▸ What to work on: Without the pictures, copy the entries below word for word.
######
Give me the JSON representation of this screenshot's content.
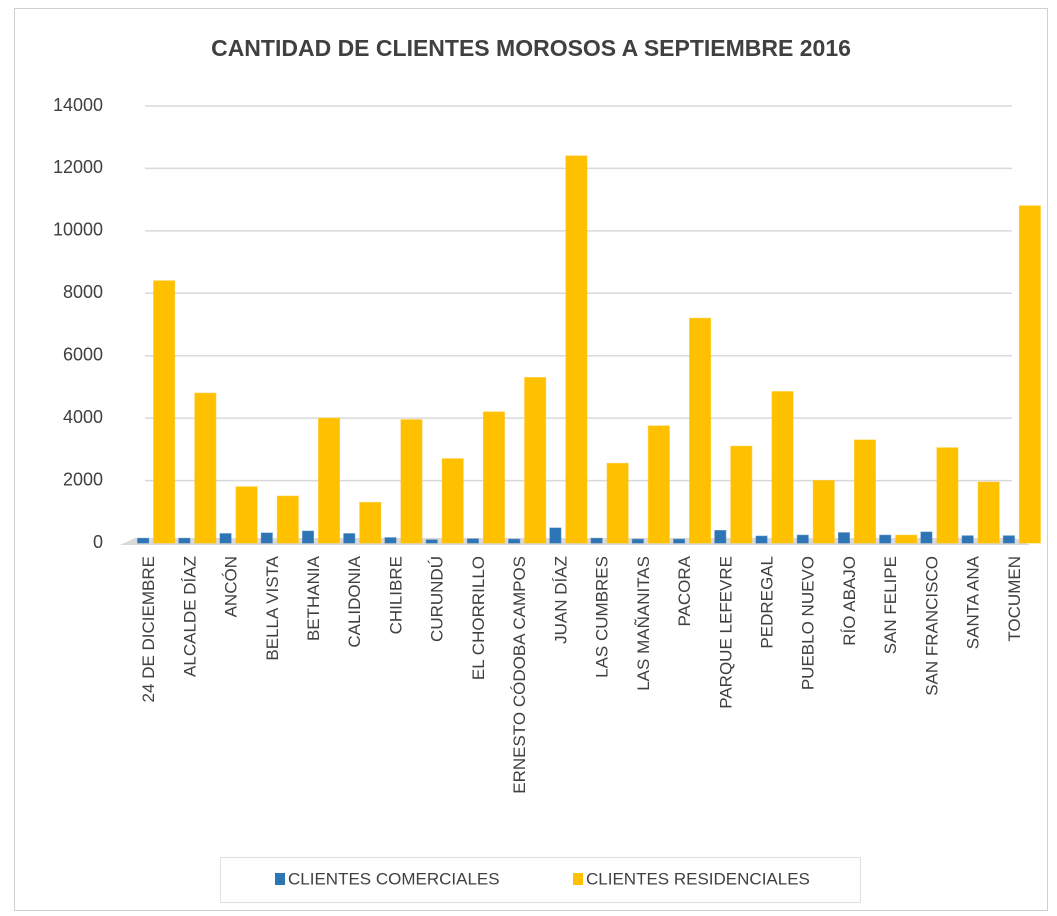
{
  "chart_data": {
    "type": "bar",
    "title": "CANTIDAD DE CLIENTES MOROSOS A SEPTIEMBRE 2016",
    "categories": [
      "24 DE DICIEMBRE",
      "ALCALDE DÍAZ",
      "ANCÓN",
      "BELLA VISTA",
      "BETHANIA",
      "CALIDONIA",
      "CHILIBRE",
      "CURUNDÚ",
      "EL CHORRILLO",
      "ERNESTO CÓDOBA CAMPOS",
      "JUAN DÍAZ",
      "LAS CUMBRES",
      "LAS MAÑANITAS",
      "PACORA",
      "PARQUE LEFEVRE",
      "PEDREGAL",
      "PUEBLO NUEVO",
      "RÍO ABAJO",
      "SAN FELIPE",
      "SAN FRANCISCO",
      "SANTA ANA",
      "TOCUMEN"
    ],
    "series": [
      {
        "name": "CLIENTES COMERCIALES",
        "color": "#2e75b6",
        "values": [
          150,
          150,
          300,
          320,
          380,
          300,
          170,
          100,
          130,
          120,
          480,
          150,
          120,
          120,
          400,
          220,
          250,
          330,
          250,
          350,
          230,
          230
        ]
      },
      {
        "name": "CLIENTES RESIDENCIALES",
        "color": "#ffc000",
        "values": [
          8400,
          4800,
          1800,
          1500,
          4000,
          1300,
          3950,
          2700,
          4200,
          5300,
          12400,
          2550,
          3750,
          7200,
          3100,
          4850,
          2000,
          3300,
          250,
          3050,
          1950,
          10800
        ]
      }
    ],
    "ylim": [
      0,
      14000
    ],
    "yticks": [
      0,
      2000,
      4000,
      6000,
      8000,
      10000,
      12000,
      14000
    ],
    "grid": true,
    "legend": "bottom"
  }
}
######
▸ Output of the task:
Give me the JSON representation of this screenshot's content.
{
  "chart_data": {
    "type": "bar",
    "title": "CANTIDAD DE CLIENTES MOROSOS A SEPTIEMBRE 2016",
    "categories": [
      "24 DE DICIEMBRE",
      "ALCALDE DÍAZ",
      "ANCÓN",
      "BELLA VISTA",
      "BETHANIA",
      "CALIDONIA",
      "CHILIBRE",
      "CURUNDÚ",
      "EL CHORRILLO",
      "ERNESTO CÓDOBA CAMPOS",
      "JUAN DÍAZ",
      "LAS CUMBRES",
      "LAS MAÑANITAS",
      "PACORA",
      "PARQUE LEFEVRE",
      "PEDREGAL",
      "PUEBLO NUEVO",
      "RÍO ABAJO",
      "SAN FELIPE",
      "SAN FRANCISCO",
      "SANTA ANA",
      "TOCUMEN"
    ],
    "series": [
      {
        "name": "CLIENTES COMERCIALES",
        "color": "#2e75b6",
        "values": [
          150,
          150,
          300,
          320,
          380,
          300,
          170,
          100,
          130,
          120,
          480,
          150,
          120,
          120,
          400,
          220,
          250,
          330,
          250,
          350,
          230,
          230
        ]
      },
      {
        "name": "CLIENTES RESIDENCIALES",
        "color": "#ffc000",
        "values": [
          8400,
          4800,
          1800,
          1500,
          4000,
          1300,
          3950,
          2700,
          4200,
          5300,
          12400,
          2550,
          3750,
          7200,
          3100,
          4850,
          2000,
          3300,
          250,
          3050,
          1950,
          10800
        ]
      }
    ],
    "ylim": [
      0,
      14000
    ],
    "yticks": [
      0,
      2000,
      4000,
      6000,
      8000,
      10000,
      12000,
      14000
    ],
    "grid": true,
    "legend": "bottom"
  }
}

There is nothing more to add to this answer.